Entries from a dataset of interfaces
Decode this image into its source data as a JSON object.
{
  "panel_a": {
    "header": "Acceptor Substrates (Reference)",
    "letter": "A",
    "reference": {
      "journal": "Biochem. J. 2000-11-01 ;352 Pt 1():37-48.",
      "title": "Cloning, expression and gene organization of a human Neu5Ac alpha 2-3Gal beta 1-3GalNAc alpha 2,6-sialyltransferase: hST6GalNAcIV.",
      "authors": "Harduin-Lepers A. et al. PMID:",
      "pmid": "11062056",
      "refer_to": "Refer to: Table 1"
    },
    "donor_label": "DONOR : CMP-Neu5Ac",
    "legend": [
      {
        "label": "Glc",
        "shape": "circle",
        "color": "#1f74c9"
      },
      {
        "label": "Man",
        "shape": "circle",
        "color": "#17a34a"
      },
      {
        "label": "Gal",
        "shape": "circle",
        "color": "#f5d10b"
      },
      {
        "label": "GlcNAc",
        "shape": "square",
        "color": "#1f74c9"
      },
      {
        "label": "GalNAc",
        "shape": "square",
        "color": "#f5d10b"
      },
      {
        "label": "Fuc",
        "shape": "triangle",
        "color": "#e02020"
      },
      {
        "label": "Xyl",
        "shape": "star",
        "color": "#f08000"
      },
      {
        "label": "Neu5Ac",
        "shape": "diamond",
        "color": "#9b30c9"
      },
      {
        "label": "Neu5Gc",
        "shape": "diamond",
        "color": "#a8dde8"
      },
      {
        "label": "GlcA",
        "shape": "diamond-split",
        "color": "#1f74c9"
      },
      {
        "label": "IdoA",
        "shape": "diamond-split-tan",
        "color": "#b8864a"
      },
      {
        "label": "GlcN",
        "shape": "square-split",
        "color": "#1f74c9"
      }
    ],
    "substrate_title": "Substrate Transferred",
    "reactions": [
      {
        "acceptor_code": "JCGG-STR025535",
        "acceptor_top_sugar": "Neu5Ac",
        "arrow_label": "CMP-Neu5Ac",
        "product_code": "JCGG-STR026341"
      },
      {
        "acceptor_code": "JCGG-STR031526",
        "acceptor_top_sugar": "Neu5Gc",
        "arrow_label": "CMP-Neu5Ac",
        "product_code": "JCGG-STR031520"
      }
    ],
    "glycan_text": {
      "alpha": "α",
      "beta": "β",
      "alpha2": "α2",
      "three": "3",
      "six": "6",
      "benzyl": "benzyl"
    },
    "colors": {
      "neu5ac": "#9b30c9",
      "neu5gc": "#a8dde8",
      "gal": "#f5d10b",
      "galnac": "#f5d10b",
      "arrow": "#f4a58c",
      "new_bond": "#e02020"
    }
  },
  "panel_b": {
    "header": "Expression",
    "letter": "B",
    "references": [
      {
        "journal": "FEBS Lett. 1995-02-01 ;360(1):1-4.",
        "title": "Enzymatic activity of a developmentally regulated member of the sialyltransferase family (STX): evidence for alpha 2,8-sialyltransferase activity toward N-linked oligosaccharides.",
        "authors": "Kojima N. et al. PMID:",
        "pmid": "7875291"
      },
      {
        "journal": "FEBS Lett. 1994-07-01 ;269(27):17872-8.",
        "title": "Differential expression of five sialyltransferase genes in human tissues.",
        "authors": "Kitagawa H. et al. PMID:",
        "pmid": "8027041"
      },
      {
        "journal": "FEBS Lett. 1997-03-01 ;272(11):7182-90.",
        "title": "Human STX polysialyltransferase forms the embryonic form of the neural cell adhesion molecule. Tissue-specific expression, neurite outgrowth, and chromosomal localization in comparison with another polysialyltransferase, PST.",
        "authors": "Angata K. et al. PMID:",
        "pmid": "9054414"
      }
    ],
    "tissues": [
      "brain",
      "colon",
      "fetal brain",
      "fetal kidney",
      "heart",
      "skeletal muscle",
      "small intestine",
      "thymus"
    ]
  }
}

■ **Work item**
Scan the records above for lines with the word "FEBS", then say how many there are, giving the number alone.

■ **Response to this task**
3